Without including any images, repeat the data exactly.

[start Material provided]

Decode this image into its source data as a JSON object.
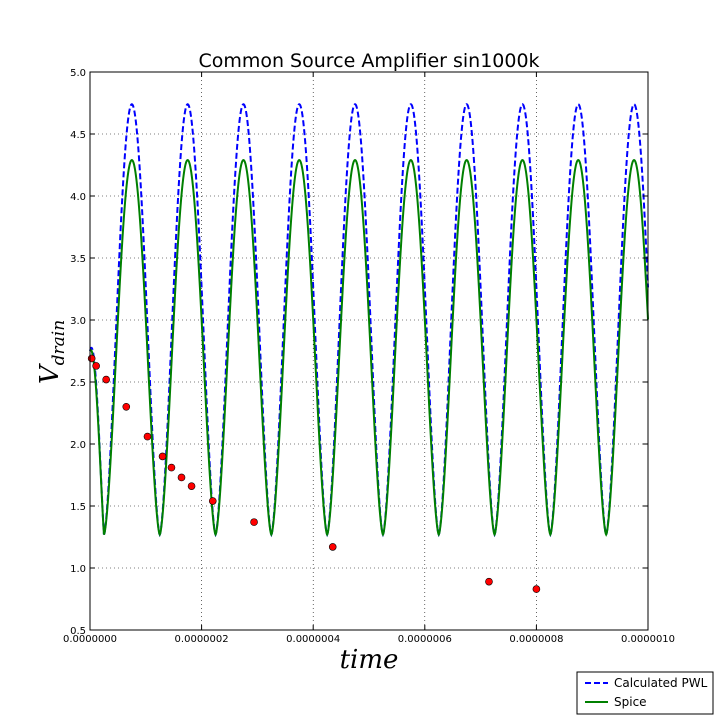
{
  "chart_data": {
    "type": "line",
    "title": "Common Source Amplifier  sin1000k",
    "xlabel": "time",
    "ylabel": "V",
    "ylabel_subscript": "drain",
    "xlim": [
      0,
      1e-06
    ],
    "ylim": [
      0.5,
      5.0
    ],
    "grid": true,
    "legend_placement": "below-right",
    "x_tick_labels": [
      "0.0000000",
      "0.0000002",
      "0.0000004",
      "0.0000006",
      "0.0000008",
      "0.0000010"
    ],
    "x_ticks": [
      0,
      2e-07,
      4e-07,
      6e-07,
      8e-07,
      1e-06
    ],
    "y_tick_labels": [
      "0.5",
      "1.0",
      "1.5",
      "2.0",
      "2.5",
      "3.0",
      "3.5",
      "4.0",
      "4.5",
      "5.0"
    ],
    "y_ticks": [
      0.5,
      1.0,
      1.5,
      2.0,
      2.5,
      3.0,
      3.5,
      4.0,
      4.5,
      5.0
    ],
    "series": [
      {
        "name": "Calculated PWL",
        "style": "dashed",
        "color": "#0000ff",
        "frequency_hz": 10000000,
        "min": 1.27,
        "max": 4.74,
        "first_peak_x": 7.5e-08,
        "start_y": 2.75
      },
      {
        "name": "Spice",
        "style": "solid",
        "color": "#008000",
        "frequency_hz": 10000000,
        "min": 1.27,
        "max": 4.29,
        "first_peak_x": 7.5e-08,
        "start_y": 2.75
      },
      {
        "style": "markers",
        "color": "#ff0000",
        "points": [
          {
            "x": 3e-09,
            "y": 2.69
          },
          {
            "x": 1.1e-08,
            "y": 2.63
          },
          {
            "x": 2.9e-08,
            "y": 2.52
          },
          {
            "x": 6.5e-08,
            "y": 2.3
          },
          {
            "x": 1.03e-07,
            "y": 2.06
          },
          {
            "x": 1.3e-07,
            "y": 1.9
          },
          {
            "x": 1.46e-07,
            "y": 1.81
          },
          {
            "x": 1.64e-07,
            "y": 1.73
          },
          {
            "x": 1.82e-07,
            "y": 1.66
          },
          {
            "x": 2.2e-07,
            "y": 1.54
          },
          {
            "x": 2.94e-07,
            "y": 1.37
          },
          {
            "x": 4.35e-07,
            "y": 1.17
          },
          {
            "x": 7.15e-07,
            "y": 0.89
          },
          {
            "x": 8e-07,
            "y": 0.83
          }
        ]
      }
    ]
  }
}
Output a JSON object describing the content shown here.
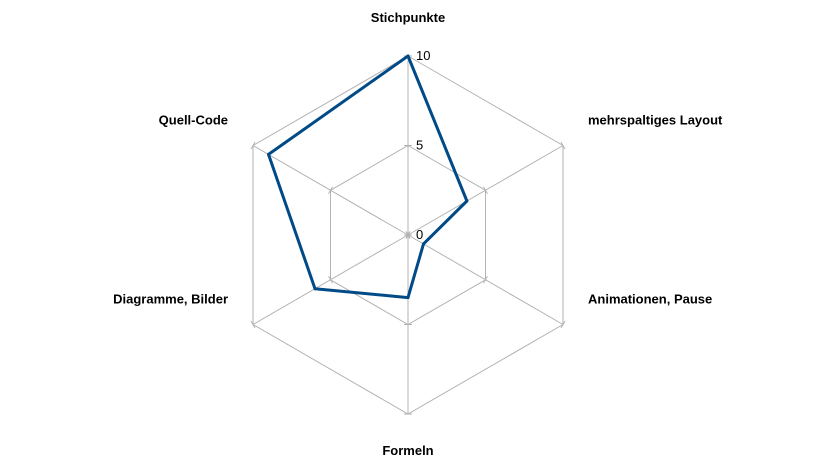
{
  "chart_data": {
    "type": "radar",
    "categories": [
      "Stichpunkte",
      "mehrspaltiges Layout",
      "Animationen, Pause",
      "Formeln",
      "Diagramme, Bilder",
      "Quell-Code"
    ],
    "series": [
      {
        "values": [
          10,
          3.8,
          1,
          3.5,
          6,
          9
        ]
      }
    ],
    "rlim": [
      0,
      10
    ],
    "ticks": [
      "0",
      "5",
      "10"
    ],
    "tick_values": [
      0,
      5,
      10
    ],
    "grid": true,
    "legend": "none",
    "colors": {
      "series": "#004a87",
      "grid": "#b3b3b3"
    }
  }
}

[end Material provided]

• **Answer for the task**
Decode this image into its source data as a JSON object.
{
  "chart_data": {
    "type": "line",
    "title": "Common Source Amplifier  sin1000k",
    "xlabel": "time",
    "ylabel": "V",
    "ylabel_subscript": "drain",
    "xlim": [
      0,
      1e-06
    ],
    "ylim": [
      0.5,
      5.0
    ],
    "grid": true,
    "legend_placement": "below-right",
    "x_tick_labels": [
      "0.0000000",
      "0.0000002",
      "0.0000004",
      "0.0000006",
      "0.0000008",
      "0.0000010"
    ],
    "x_ticks": [
      0,
      2e-07,
      4e-07,
      6e-07,
      8e-07,
      1e-06
    ],
    "y_tick_labels": [
      "0.5",
      "1.0",
      "1.5",
      "2.0",
      "2.5",
      "3.0",
      "3.5",
      "4.0",
      "4.5",
      "5.0"
    ],
    "y_ticks": [
      0.5,
      1.0,
      1.5,
      2.0,
      2.5,
      3.0,
      3.5,
      4.0,
      4.5,
      5.0
    ],
    "series": [
      {
        "name": "Calculated PWL",
        "style": "dashed",
        "color": "#0000ff",
        "frequency_hz": 10000000,
        "min": 1.27,
        "max": 4.74,
        "first_peak_x": 7.5e-08,
        "start_y": 2.75
      },
      {
        "name": "Spice",
        "style": "solid",
        "color": "#008000",
        "frequency_hz": 10000000,
        "min": 1.27,
        "max": 4.29,
        "first_peak_x": 7.5e-08,
        "start_y": 2.75
      },
      {
        "style": "markers",
        "color": "#ff0000",
        "points": [
          {
            "x": 3e-09,
            "y": 2.69
          },
          {
            "x": 1.1e-08,
            "y": 2.63
          },
          {
            "x": 2.9e-08,
            "y": 2.52
          },
          {
            "x": 6.5e-08,
            "y": 2.3
          },
          {
            "x": 1.03e-07,
            "y": 2.06
          },
          {
            "x": 1.3e-07,
            "y": 1.9
          },
          {
            "x": 1.46e-07,
            "y": 1.81
          },
          {
            "x": 1.64e-07,
            "y": 1.73
          },
          {
            "x": 1.82e-07,
            "y": 1.66
          },
          {
            "x": 2.2e-07,
            "y": 1.54
          },
          {
            "x": 2.94e-07,
            "y": 1.37
          },
          {
            "x": 4.35e-07,
            "y": 1.17
          },
          {
            "x": 7.15e-07,
            "y": 0.89
          },
          {
            "x": 8e-07,
            "y": 0.83
          }
        ]
      }
    ]
  }
}
Output a JSON object describing the content shown here.
{
  "chart_data": {
    "type": "radar",
    "categories": [
      "Stichpunkte",
      "mehrspaltiges Layout",
      "Animationen, Pause",
      "Formeln",
      "Diagramme, Bilder",
      "Quell-Code"
    ],
    "series": [
      {
        "values": [
          10,
          3.8,
          1,
          3.5,
          6,
          9
        ]
      }
    ],
    "rlim": [
      0,
      10
    ],
    "ticks": [
      "0",
      "5",
      "10"
    ],
    "tick_values": [
      0,
      5,
      10
    ],
    "grid": true,
    "legend": "none",
    "colors": {
      "series": "#004a87",
      "grid": "#b3b3b3"
    }
  }
}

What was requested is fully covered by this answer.